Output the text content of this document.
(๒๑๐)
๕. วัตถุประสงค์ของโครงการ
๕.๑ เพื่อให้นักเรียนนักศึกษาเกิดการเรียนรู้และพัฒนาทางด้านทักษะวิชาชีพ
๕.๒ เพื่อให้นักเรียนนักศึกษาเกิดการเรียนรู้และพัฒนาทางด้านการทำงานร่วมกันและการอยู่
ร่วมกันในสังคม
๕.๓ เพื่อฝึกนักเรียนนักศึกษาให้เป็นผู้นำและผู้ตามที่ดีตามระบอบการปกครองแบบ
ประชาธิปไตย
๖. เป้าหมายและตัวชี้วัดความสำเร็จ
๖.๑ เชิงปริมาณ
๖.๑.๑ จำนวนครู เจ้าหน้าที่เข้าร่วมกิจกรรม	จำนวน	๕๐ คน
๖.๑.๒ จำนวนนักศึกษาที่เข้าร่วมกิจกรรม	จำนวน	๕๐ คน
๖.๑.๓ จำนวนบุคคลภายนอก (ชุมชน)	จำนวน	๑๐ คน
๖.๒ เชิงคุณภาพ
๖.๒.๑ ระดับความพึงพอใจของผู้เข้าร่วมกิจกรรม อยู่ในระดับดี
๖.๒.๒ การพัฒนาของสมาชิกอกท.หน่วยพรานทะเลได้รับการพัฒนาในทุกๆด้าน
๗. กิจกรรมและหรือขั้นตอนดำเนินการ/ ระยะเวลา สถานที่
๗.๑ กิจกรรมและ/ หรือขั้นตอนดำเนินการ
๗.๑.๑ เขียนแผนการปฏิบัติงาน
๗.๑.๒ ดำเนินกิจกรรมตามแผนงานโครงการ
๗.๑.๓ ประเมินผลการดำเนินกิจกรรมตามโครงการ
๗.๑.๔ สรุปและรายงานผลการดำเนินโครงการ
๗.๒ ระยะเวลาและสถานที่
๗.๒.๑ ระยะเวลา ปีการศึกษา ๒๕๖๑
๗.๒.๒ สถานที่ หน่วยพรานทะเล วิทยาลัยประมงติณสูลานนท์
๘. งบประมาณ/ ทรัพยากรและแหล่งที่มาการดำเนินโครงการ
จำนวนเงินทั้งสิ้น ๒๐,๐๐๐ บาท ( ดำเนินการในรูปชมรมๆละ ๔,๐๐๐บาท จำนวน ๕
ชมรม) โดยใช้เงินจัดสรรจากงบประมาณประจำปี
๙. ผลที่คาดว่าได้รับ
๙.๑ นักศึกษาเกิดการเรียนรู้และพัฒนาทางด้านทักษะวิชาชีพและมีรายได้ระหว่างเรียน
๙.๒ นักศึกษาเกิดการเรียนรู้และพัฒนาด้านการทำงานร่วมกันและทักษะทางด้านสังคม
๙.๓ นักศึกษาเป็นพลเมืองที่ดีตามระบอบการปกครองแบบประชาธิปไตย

* **What the exercise asks**
Every record shown above should be written out again exactly.

* **Exercise response**
Output the text content of this document.
(๒๑๐)
๕. วัตถุประสงค์ของโครงการ
๕.๑ เพื่อให้นักเรียนนักศึกษาเกิดการเรียนรู้และพัฒนาทางด้านทักษะวิชาชีพ
๕.๒ เพื่อให้นักเรียนนักศึกษาเกิดการเรียนรู้และพัฒนาทางด้านการทำงานร่วมกันและการอยู่
ร่วมกันในสังคม
๕.๓ เพื่อฝึกนักเรียนนักศึกษาให้เป็นผู้นำและผู้ตามที่ดีตามระบอบการปกครองแบบ
ประชาธิปไตย
๖. เป้าหมายและตัวชี้วัดความสำเร็จ
๖.๑ เชิงปริมาณ
๖.๑.๑ จำนวนครู เจ้าหน้าที่เข้าร่วมกิจกรรม	จำนวน	๕๐ คน
๖.๑.๒ จำนวนนักศึกษาที่เข้าร่วมกิจกรรม	จำนวน	๕๐ คน
๖.๑.๓ จำนวนบุคคลภายนอก (ชุมชน)	จำนวน	๑๐ คน
๖.๒ เชิงคุณภาพ
๖.๒.๑ ระดับความพึงพอใจของผู้เข้าร่วมกิจกรรม อยู่ในระดับดี
๖.๒.๒ การพัฒนาของสมาชิกอกท.หน่วยพรานทะเลได้รับการพัฒนาในทุกๆด้าน
๗. กิจกรรมและหรือขั้นตอนดำเนินการ/ ระยะเวลา สถานที่
๗.๑ กิจกรรมและ/ หรือขั้นตอนดำเนินการ
๗.๑.๑ เขียนแผนการปฏิบัติงาน
๗.๑.๒ ดำเนินกิจกรรมตามแผนงานโครงการ
๗.๑.๓ ประเมินผลการดำเนินกิจกรรมตามโครงการ
๗.๑.๔ สรุปและรายงานผลการดำเนินโครงการ
๗.๒ ระยะเวลาและสถานที่
๗.๒.๑ ระยะเวลา ปีการศึกษา ๒๕๖๑
๗.๒.๒ สถานที่ หน่วยพรานทะเล วิทยาลัยประมงติณสูลานนท์
๘. งบประมาณ/ ทรัพยากรและแหล่งที่มาการดำเนินโครงการ
จำนวนเงินทั้งสิ้น ๒๐,๐๐๐ บาท ( ดำเนินการในรูปชมรมๆละ ๔,๐๐๐บาท จำนวน ๕
ชมรม) โดยใช้เงินจัดสรรจากงบประมาณประจำปี
๙. ผลที่คาดว่าได้รับ
๙.๑ นักศึกษาเกิดการเรียนรู้และพัฒนาทางด้านทักษะวิชาชีพและมีรายได้ระหว่างเรียน
๙.๒ นักศึกษาเกิดการเรียนรู้และพัฒนาด้านการทำงานร่วมกันและทักษะทางด้านสังคม
๙.๓ นักศึกษาเป็นพลเมืองที่ดีตามระบอบการปกครองแบบประชาธิปไตย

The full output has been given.